● **SHORT EXERCISE**: Transcribe the listing exactly, leaving out every picture.
•••••
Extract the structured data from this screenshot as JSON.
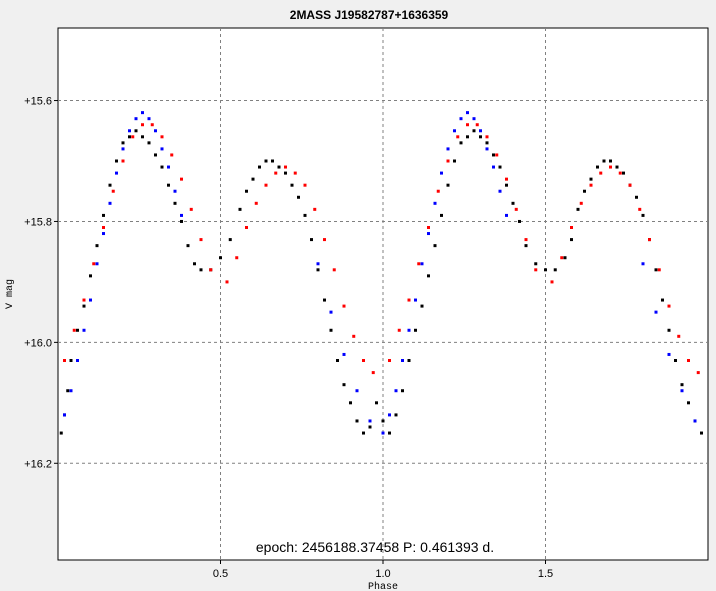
{
  "chart_data": {
    "type": "scatter",
    "title": "2MASS J19582787+1636359",
    "xlabel": "Phase",
    "ylabel": "V mag",
    "xlim": [
      0.0,
      2.0
    ],
    "ylim": [
      15.48,
      16.36
    ],
    "y_inverted": true,
    "grid": true,
    "x_ticks": [
      0.5,
      1.0,
      1.5
    ],
    "x_tick_labels": [
      "0.5",
      "1.0",
      "1.5"
    ],
    "y_ticks": [
      15.6,
      15.8,
      16.0,
      16.2
    ],
    "y_tick_labels": [
      "+15.6",
      "+15.8",
      "+16.0",
      "+16.2"
    ],
    "annotation": "epoch: 2456188.37458  P: 0.461393 d.",
    "period_days": 0.461393,
    "epoch": 2456188.37458,
    "colors": {
      "background": "#ffffff",
      "frame": "#f0f0f0",
      "grid": "#808080"
    },
    "series": [
      {
        "color": "#000000",
        "x": [
          0.01,
          0.02,
          0.03,
          0.04,
          0.06,
          0.08,
          0.1,
          0.12,
          0.14,
          0.16,
          0.18,
          0.2,
          0.22,
          0.24,
          0.26,
          0.28,
          0.3,
          0.32,
          0.34,
          0.36,
          0.38,
          0.4,
          0.42,
          0.44,
          0.47,
          0.5,
          0.53,
          0.56,
          0.58,
          0.6,
          0.62,
          0.64,
          0.66,
          0.68,
          0.7,
          0.72,
          0.74,
          0.76,
          0.78,
          0.8,
          0.82,
          0.84,
          0.86,
          0.88,
          0.9,
          0.92,
          0.94,
          0.96,
          0.98,
          1.0,
          1.02,
          1.04,
          1.06,
          1.08,
          1.1,
          1.12,
          1.14,
          1.16,
          1.18,
          1.2,
          1.22,
          1.24,
          1.26,
          1.28,
          1.3,
          1.32,
          1.34,
          1.36,
          1.38,
          1.4,
          1.42,
          1.44,
          1.47,
          1.5,
          1.53,
          1.56,
          1.58,
          1.6,
          1.62,
          1.64,
          1.66,
          1.68,
          1.7,
          1.72,
          1.74,
          1.76,
          1.78,
          1.8,
          1.82,
          1.84,
          1.86,
          1.88,
          1.9,
          1.92,
          1.94,
          1.96,
          1.98
        ],
        "y": [
          16.15,
          16.12,
          16.08,
          16.03,
          15.98,
          15.94,
          15.89,
          15.84,
          15.79,
          15.74,
          15.7,
          15.67,
          15.66,
          15.65,
          15.66,
          15.67,
          15.69,
          15.71,
          15.74,
          15.77,
          15.8,
          15.84,
          15.87,
          15.88,
          15.88,
          15.86,
          15.83,
          15.78,
          15.75,
          15.73,
          15.71,
          15.7,
          15.7,
          15.71,
          15.72,
          15.74,
          15.76,
          15.79,
          15.83,
          15.88,
          15.93,
          15.98,
          16.03,
          16.07,
          16.1,
          16.13,
          16.15,
          16.14,
          16.1,
          16.13,
          16.15,
          16.12,
          16.08,
          16.03,
          15.98,
          15.94,
          15.89,
          15.84,
          15.79,
          15.74,
          15.7,
          15.67,
          15.66,
          15.65,
          15.66,
          15.67,
          15.69,
          15.71,
          15.74,
          15.77,
          15.8,
          15.84,
          15.87,
          15.88,
          15.88,
          15.86,
          15.83,
          15.78,
          15.75,
          15.73,
          15.71,
          15.7,
          15.7,
          15.71,
          15.72,
          15.74,
          15.76,
          15.79,
          15.83,
          15.88,
          15.93,
          15.98,
          16.03,
          16.07,
          16.1,
          16.13,
          16.15
        ]
      },
      {
        "color": "#ff0000",
        "x": [
          0.02,
          0.05,
          0.08,
          0.11,
          0.14,
          0.17,
          0.2,
          0.23,
          0.26,
          0.29,
          0.32,
          0.35,
          0.38,
          0.41,
          0.44,
          0.47,
          0.52,
          0.55,
          0.58,
          0.61,
          0.64,
          0.67,
          0.7,
          0.73,
          0.76,
          0.79,
          0.82,
          0.85,
          0.88,
          0.91,
          0.94,
          0.97,
          1.02,
          1.05,
          1.08,
          1.11,
          1.14,
          1.17,
          1.2,
          1.23,
          1.26,
          1.29,
          1.32,
          1.35,
          1.38,
          1.41,
          1.44,
          1.47,
          1.52,
          1.55,
          1.58,
          1.61,
          1.64,
          1.67,
          1.7,
          1.73,
          1.76,
          1.79,
          1.82,
          1.85,
          1.88,
          1.91,
          1.94,
          1.97
        ],
        "y": [
          16.03,
          15.98,
          15.93,
          15.87,
          15.81,
          15.75,
          15.7,
          15.66,
          15.64,
          15.64,
          15.66,
          15.69,
          15.73,
          15.78,
          15.83,
          15.88,
          15.9,
          15.86,
          15.81,
          15.77,
          15.74,
          15.72,
          15.71,
          15.72,
          15.74,
          15.78,
          15.83,
          15.88,
          15.94,
          15.99,
          16.03,
          16.05,
          16.03,
          15.98,
          15.93,
          15.87,
          15.81,
          15.75,
          15.7,
          15.66,
          15.64,
          15.64,
          15.66,
          15.69,
          15.73,
          15.78,
          15.83,
          15.88,
          15.9,
          15.86,
          15.81,
          15.77,
          15.74,
          15.72,
          15.71,
          15.72,
          15.74,
          15.78,
          15.83,
          15.88,
          15.94,
          15.99,
          16.03,
          16.05
        ]
      },
      {
        "color": "#0000ff",
        "x": [
          0.02,
          0.04,
          0.06,
          0.08,
          0.1,
          0.12,
          0.14,
          0.16,
          0.18,
          0.2,
          0.22,
          0.24,
          0.26,
          0.28,
          0.3,
          0.32,
          0.34,
          0.36,
          0.38,
          0.8,
          0.84,
          0.88,
          0.92,
          0.96,
          1.0,
          1.02,
          1.04,
          1.06,
          1.08,
          1.1,
          1.12,
          1.14,
          1.16,
          1.18,
          1.2,
          1.22,
          1.24,
          1.26,
          1.28,
          1.3,
          1.32,
          1.34,
          1.36,
          1.38,
          1.8,
          1.84,
          1.88,
          1.92,
          1.96
        ],
        "y": [
          16.12,
          16.08,
          16.03,
          15.98,
          15.93,
          15.87,
          15.82,
          15.77,
          15.72,
          15.68,
          15.65,
          15.63,
          15.62,
          15.63,
          15.65,
          15.68,
          15.71,
          15.75,
          15.79,
          15.87,
          15.95,
          16.02,
          16.08,
          16.13,
          16.15,
          16.12,
          16.08,
          16.03,
          15.98,
          15.93,
          15.87,
          15.82,
          15.77,
          15.72,
          15.68,
          15.65,
          15.63,
          15.62,
          15.63,
          15.65,
          15.68,
          15.71,
          15.75,
          15.79,
          15.87,
          15.95,
          16.02,
          16.08,
          16.13
        ]
      }
    ]
  }
}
•••••
● **CORRECT RESULT**:
Extract the structured data from this screenshot as JSON.
{
  "chart_data": {
    "type": "scatter",
    "title": "2MASS J19582787+1636359",
    "xlabel": "Phase",
    "ylabel": "V mag",
    "xlim": [
      0.0,
      2.0
    ],
    "ylim": [
      15.48,
      16.36
    ],
    "y_inverted": true,
    "grid": true,
    "x_ticks": [
      0.5,
      1.0,
      1.5
    ],
    "x_tick_labels": [
      "0.5",
      "1.0",
      "1.5"
    ],
    "y_ticks": [
      15.6,
      15.8,
      16.0,
      16.2
    ],
    "y_tick_labels": [
      "+15.6",
      "+15.8",
      "+16.0",
      "+16.2"
    ],
    "annotation": "epoch: 2456188.37458  P: 0.461393 d.",
    "period_days": 0.461393,
    "epoch": 2456188.37458,
    "colors": {
      "background": "#ffffff",
      "frame": "#f0f0f0",
      "grid": "#808080"
    },
    "series": [
      {
        "color": "#000000",
        "x": [
          0.01,
          0.02,
          0.03,
          0.04,
          0.06,
          0.08,
          0.1,
          0.12,
          0.14,
          0.16,
          0.18,
          0.2,
          0.22,
          0.24,
          0.26,
          0.28,
          0.3,
          0.32,
          0.34,
          0.36,
          0.38,
          0.4,
          0.42,
          0.44,
          0.47,
          0.5,
          0.53,
          0.56,
          0.58,
          0.6,
          0.62,
          0.64,
          0.66,
          0.68,
          0.7,
          0.72,
          0.74,
          0.76,
          0.78,
          0.8,
          0.82,
          0.84,
          0.86,
          0.88,
          0.9,
          0.92,
          0.94,
          0.96,
          0.98,
          1.0,
          1.02,
          1.04,
          1.06,
          1.08,
          1.1,
          1.12,
          1.14,
          1.16,
          1.18,
          1.2,
          1.22,
          1.24,
          1.26,
          1.28,
          1.3,
          1.32,
          1.34,
          1.36,
          1.38,
          1.4,
          1.42,
          1.44,
          1.47,
          1.5,
          1.53,
          1.56,
          1.58,
          1.6,
          1.62,
          1.64,
          1.66,
          1.68,
          1.7,
          1.72,
          1.74,
          1.76,
          1.78,
          1.8,
          1.82,
          1.84,
          1.86,
          1.88,
          1.9,
          1.92,
          1.94,
          1.96,
          1.98
        ],
        "y": [
          16.15,
          16.12,
          16.08,
          16.03,
          15.98,
          15.94,
          15.89,
          15.84,
          15.79,
          15.74,
          15.7,
          15.67,
          15.66,
          15.65,
          15.66,
          15.67,
          15.69,
          15.71,
          15.74,
          15.77,
          15.8,
          15.84,
          15.87,
          15.88,
          15.88,
          15.86,
          15.83,
          15.78,
          15.75,
          15.73,
          15.71,
          15.7,
          15.7,
          15.71,
          15.72,
          15.74,
          15.76,
          15.79,
          15.83,
          15.88,
          15.93,
          15.98,
          16.03,
          16.07,
          16.1,
          16.13,
          16.15,
          16.14,
          16.1,
          16.13,
          16.15,
          16.12,
          16.08,
          16.03,
          15.98,
          15.94,
          15.89,
          15.84,
          15.79,
          15.74,
          15.7,
          15.67,
          15.66,
          15.65,
          15.66,
          15.67,
          15.69,
          15.71,
          15.74,
          15.77,
          15.8,
          15.84,
          15.87,
          15.88,
          15.88,
          15.86,
          15.83,
          15.78,
          15.75,
          15.73,
          15.71,
          15.7,
          15.7,
          15.71,
          15.72,
          15.74,
          15.76,
          15.79,
          15.83,
          15.88,
          15.93,
          15.98,
          16.03,
          16.07,
          16.1,
          16.13,
          16.15
        ]
      },
      {
        "color": "#ff0000",
        "x": [
          0.02,
          0.05,
          0.08,
          0.11,
          0.14,
          0.17,
          0.2,
          0.23,
          0.26,
          0.29,
          0.32,
          0.35,
          0.38,
          0.41,
          0.44,
          0.47,
          0.52,
          0.55,
          0.58,
          0.61,
          0.64,
          0.67,
          0.7,
          0.73,
          0.76,
          0.79,
          0.82,
          0.85,
          0.88,
          0.91,
          0.94,
          0.97,
          1.02,
          1.05,
          1.08,
          1.11,
          1.14,
          1.17,
          1.2,
          1.23,
          1.26,
          1.29,
          1.32,
          1.35,
          1.38,
          1.41,
          1.44,
          1.47,
          1.52,
          1.55,
          1.58,
          1.61,
          1.64,
          1.67,
          1.7,
          1.73,
          1.76,
          1.79,
          1.82,
          1.85,
          1.88,
          1.91,
          1.94,
          1.97
        ],
        "y": [
          16.03,
          15.98,
          15.93,
          15.87,
          15.81,
          15.75,
          15.7,
          15.66,
          15.64,
          15.64,
          15.66,
          15.69,
          15.73,
          15.78,
          15.83,
          15.88,
          15.9,
          15.86,
          15.81,
          15.77,
          15.74,
          15.72,
          15.71,
          15.72,
          15.74,
          15.78,
          15.83,
          15.88,
          15.94,
          15.99,
          16.03,
          16.05,
          16.03,
          15.98,
          15.93,
          15.87,
          15.81,
          15.75,
          15.7,
          15.66,
          15.64,
          15.64,
          15.66,
          15.69,
          15.73,
          15.78,
          15.83,
          15.88,
          15.9,
          15.86,
          15.81,
          15.77,
          15.74,
          15.72,
          15.71,
          15.72,
          15.74,
          15.78,
          15.83,
          15.88,
          15.94,
          15.99,
          16.03,
          16.05
        ]
      },
      {
        "color": "#0000ff",
        "x": [
          0.02,
          0.04,
          0.06,
          0.08,
          0.1,
          0.12,
          0.14,
          0.16,
          0.18,
          0.2,
          0.22,
          0.24,
          0.26,
          0.28,
          0.3,
          0.32,
          0.34,
          0.36,
          0.38,
          0.8,
          0.84,
          0.88,
          0.92,
          0.96,
          1.0,
          1.02,
          1.04,
          1.06,
          1.08,
          1.1,
          1.12,
          1.14,
          1.16,
          1.18,
          1.2,
          1.22,
          1.24,
          1.26,
          1.28,
          1.3,
          1.32,
          1.34,
          1.36,
          1.38,
          1.8,
          1.84,
          1.88,
          1.92,
          1.96
        ],
        "y": [
          16.12,
          16.08,
          16.03,
          15.98,
          15.93,
          15.87,
          15.82,
          15.77,
          15.72,
          15.68,
          15.65,
          15.63,
          15.62,
          15.63,
          15.65,
          15.68,
          15.71,
          15.75,
          15.79,
          15.87,
          15.95,
          16.02,
          16.08,
          16.13,
          16.15,
          16.12,
          16.08,
          16.03,
          15.98,
          15.93,
          15.87,
          15.82,
          15.77,
          15.72,
          15.68,
          15.65,
          15.63,
          15.62,
          15.63,
          15.65,
          15.68,
          15.71,
          15.75,
          15.79,
          15.87,
          15.95,
          16.02,
          16.08,
          16.13
        ]
      }
    ]
  }
}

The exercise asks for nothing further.